▸ **Provided data**:
*-*-*

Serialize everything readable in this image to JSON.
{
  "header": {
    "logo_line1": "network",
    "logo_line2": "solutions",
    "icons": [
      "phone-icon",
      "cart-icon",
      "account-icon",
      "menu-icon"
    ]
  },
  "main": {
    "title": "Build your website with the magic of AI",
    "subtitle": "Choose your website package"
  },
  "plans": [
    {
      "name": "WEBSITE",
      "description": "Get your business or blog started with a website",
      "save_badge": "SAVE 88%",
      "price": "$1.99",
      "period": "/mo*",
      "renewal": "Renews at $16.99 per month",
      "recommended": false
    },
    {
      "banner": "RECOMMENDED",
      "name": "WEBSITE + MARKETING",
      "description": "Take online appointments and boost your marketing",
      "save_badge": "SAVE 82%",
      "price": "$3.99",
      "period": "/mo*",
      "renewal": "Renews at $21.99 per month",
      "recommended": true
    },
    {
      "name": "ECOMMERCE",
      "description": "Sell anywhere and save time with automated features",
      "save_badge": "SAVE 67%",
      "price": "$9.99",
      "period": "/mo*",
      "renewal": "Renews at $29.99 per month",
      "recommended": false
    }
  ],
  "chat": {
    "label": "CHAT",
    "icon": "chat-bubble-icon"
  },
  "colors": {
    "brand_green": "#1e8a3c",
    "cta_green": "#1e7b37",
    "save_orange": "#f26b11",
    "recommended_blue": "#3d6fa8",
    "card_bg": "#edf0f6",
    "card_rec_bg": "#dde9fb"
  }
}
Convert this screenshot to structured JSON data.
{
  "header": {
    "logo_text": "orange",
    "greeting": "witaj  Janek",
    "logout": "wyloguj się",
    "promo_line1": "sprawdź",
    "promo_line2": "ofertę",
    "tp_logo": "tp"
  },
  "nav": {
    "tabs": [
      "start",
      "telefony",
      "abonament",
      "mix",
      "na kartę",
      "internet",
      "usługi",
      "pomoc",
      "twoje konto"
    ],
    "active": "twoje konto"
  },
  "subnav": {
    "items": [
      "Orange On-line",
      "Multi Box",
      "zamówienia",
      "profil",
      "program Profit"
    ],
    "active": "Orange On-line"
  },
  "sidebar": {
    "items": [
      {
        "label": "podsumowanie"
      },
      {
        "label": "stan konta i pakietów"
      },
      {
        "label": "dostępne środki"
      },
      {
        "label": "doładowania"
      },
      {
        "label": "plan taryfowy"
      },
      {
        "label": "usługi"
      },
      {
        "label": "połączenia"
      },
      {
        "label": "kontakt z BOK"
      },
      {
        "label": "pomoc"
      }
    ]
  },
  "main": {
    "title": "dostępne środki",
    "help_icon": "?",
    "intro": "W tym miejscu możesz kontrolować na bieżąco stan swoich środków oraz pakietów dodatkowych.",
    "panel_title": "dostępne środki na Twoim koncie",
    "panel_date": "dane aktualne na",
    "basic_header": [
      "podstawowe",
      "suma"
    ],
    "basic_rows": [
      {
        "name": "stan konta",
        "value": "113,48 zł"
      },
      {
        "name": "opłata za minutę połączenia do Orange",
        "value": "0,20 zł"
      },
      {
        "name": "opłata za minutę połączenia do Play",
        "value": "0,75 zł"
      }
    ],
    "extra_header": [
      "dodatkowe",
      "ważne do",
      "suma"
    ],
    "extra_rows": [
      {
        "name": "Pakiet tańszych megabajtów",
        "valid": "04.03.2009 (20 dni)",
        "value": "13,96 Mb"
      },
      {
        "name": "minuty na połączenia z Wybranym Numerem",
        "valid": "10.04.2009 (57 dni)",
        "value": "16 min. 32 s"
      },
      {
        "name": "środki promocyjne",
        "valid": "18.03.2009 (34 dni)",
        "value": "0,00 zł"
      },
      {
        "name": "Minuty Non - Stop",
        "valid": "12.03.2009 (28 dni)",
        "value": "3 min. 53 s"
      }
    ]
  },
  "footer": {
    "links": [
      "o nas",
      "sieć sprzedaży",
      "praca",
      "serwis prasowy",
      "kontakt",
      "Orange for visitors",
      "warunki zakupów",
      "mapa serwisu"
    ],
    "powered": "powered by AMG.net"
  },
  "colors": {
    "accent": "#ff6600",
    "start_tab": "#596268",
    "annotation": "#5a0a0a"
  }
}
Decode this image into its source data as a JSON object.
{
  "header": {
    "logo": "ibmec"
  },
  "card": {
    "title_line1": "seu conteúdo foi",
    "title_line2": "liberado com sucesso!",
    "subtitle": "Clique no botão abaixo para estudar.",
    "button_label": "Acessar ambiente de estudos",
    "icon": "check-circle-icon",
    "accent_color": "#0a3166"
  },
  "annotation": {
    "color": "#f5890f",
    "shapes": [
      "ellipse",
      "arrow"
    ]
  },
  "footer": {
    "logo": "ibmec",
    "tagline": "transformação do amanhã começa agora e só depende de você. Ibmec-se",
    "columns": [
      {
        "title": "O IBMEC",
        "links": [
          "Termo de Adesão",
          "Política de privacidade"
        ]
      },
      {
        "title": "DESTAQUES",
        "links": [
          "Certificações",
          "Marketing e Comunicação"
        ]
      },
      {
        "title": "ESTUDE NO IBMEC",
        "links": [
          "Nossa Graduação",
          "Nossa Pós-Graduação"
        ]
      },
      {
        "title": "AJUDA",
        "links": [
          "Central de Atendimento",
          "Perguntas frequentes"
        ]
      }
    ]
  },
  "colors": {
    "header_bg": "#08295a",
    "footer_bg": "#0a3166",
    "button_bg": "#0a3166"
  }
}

*-*-*

▸ **Required work**: Print every record exactly as it was given.

▸ **Expected answer**:
Serialize everything readable in this image to JSON.
{
  "header": {
    "logo_line1": "network",
    "logo_line2": "solutions",
    "icons": [
      "phone-icon",
      "cart-icon",
      "account-icon",
      "menu-icon"
    ]
  },
  "main": {
    "title": "Build your website with the magic of AI",
    "subtitle": "Choose your website package"
  },
  "plans": [
    {
      "name": "WEBSITE",
      "description": "Get your business or blog started with a website",
      "save_badge": "SAVE 88%",
      "price": "$1.99",
      "period": "/mo*",
      "renewal": "Renews at $16.99 per month",
      "recommended": false
    },
    {
      "banner": "RECOMMENDED",
      "name": "WEBSITE + MARKETING",
      "description": "Take online appointments and boost your marketing",
      "save_badge": "SAVE 82%",
      "price": "$3.99",
      "period": "/mo*",
      "renewal": "Renews at $21.99 per month",
      "recommended": true
    },
    {
      "name": "ECOMMERCE",
      "description": "Sell anywhere and save time with automated features",
      "save_badge": "SAVE 67%",
      "price": "$9.99",
      "period": "/mo*",
      "renewal": "Renews at $29.99 per month",
      "recommended": false
    }
  ],
  "chat": {
    "label": "CHAT",
    "icon": "chat-bubble-icon"
  },
  "colors": {
    "brand_green": "#1e8a3c",
    "cta_green": "#1e7b37",
    "save_orange": "#f26b11",
    "recommended_blue": "#3d6fa8",
    "card_bg": "#edf0f6",
    "card_rec_bg": "#dde9fb"
  }
}
Convert this screenshot to structured JSON data.
{
  "header": {
    "logo_text": "orange",
    "greeting": "witaj  Janek",
    "logout": "wyloguj się",
    "promo_line1": "sprawdź",
    "promo_line2": "ofertę",
    "tp_logo": "tp"
  },
  "nav": {
    "tabs": [
      "start",
      "telefony",
      "abonament",
      "mix",
      "na kartę",
      "internet",
      "usługi",
      "pomoc",
      "twoje konto"
    ],
    "active": "twoje konto"
  },
  "subnav": {
    "items": [
      "Orange On-line",
      "Multi Box",
      "zamówienia",
      "profil",
      "program Profit"
    ],
    "active": "Orange On-line"
  },
  "sidebar": {
    "items": [
      {
        "label": "podsumowanie"
      },
      {
        "label": "stan konta i pakietów"
      },
      {
        "label": "dostępne środki"
      },
      {
        "label": "doładowania"
      },
      {
        "label": "plan taryfowy"
      },
      {
        "label": "usługi"
      },
      {
        "label": "połączenia"
      },
      {
        "label": "kontakt z BOK"
      },
      {
        "label": "pomoc"
      }
    ]
  },
  "main": {
    "title": "dostępne środki",
    "help_icon": "?",
    "intro": "W tym miejscu możesz kontrolować na bieżąco stan swoich środków oraz pakietów dodatkowych.",
    "panel_title": "dostępne środki na Twoim koncie",
    "panel_date": "dane aktualne na",
    "basic_header": [
      "podstawowe",
      "suma"
    ],
    "basic_rows": [
      {
        "name": "stan konta",
        "value": "113,48 zł"
      },
      {
        "name": "opłata za minutę połączenia do Orange",
        "value": "0,20 zł"
      },
      {
        "name": "opłata za minutę połączenia do Play",
        "value": "0,75 zł"
      }
    ],
    "extra_header": [
      "dodatkowe",
      "ważne do",
      "suma"
    ],
    "extra_rows": [
      {
        "name": "Pakiet tańszych megabajtów",
        "valid": "04.03.2009 (20 dni)",
        "value": "13,96 Mb"
      },
      {
        "name": "minuty na połączenia z Wybranym Numerem",
        "valid": "10.04.2009 (57 dni)",
        "value": "16 min. 32 s"
      },
      {
        "name": "środki promocyjne",
        "valid": "18.03.2009 (34 dni)",
        "value": "0,00 zł"
      },
      {
        "name": "Minuty Non - Stop",
        "valid": "12.03.2009 (28 dni)",
        "value": "3 min. 53 s"
      }
    ]
  },
  "footer": {
    "links": [
      "o nas",
      "sieć sprzedaży",
      "praca",
      "serwis prasowy",
      "kontakt",
      "Orange for visitors",
      "warunki zakupów",
      "mapa serwisu"
    ],
    "powered": "powered by AMG.net"
  },
  "colors": {
    "accent": "#ff6600",
    "start_tab": "#596268",
    "annotation": "#5a0a0a"
  }
}
Decode this image into its source data as a JSON object.
{
  "header": {
    "logo": "ibmec"
  },
  "card": {
    "title_line1": "seu conteúdo foi",
    "title_line2": "liberado com sucesso!",
    "subtitle": "Clique no botão abaixo para estudar.",
    "button_label": "Acessar ambiente de estudos",
    "icon": "check-circle-icon",
    "accent_color": "#0a3166"
  },
  "annotation": {
    "color": "#f5890f",
    "shapes": [
      "ellipse",
      "arrow"
    ]
  },
  "footer": {
    "logo": "ibmec",
    "tagline": "transformação do amanhã começa agora e só depende de você. Ibmec-se",
    "columns": [
      {
        "title": "O IBMEC",
        "links": [
          "Termo de Adesão",
          "Política de privacidade"
        ]
      },
      {
        "title": "DESTAQUES",
        "links": [
          "Certificações",
          "Marketing e Comunicação"
        ]
      },
      {
        "title": "ESTUDE NO IBMEC",
        "links": [
          "Nossa Graduação",
          "Nossa Pós-Graduação"
        ]
      },
      {
        "title": "AJUDA",
        "links": [
          "Central de Atendimento",
          "Perguntas frequentes"
        ]
      }
    ]
  },
  "colors": {
    "header_bg": "#08295a",
    "footer_bg": "#0a3166",
    "button_bg": "#0a3166"
  }
}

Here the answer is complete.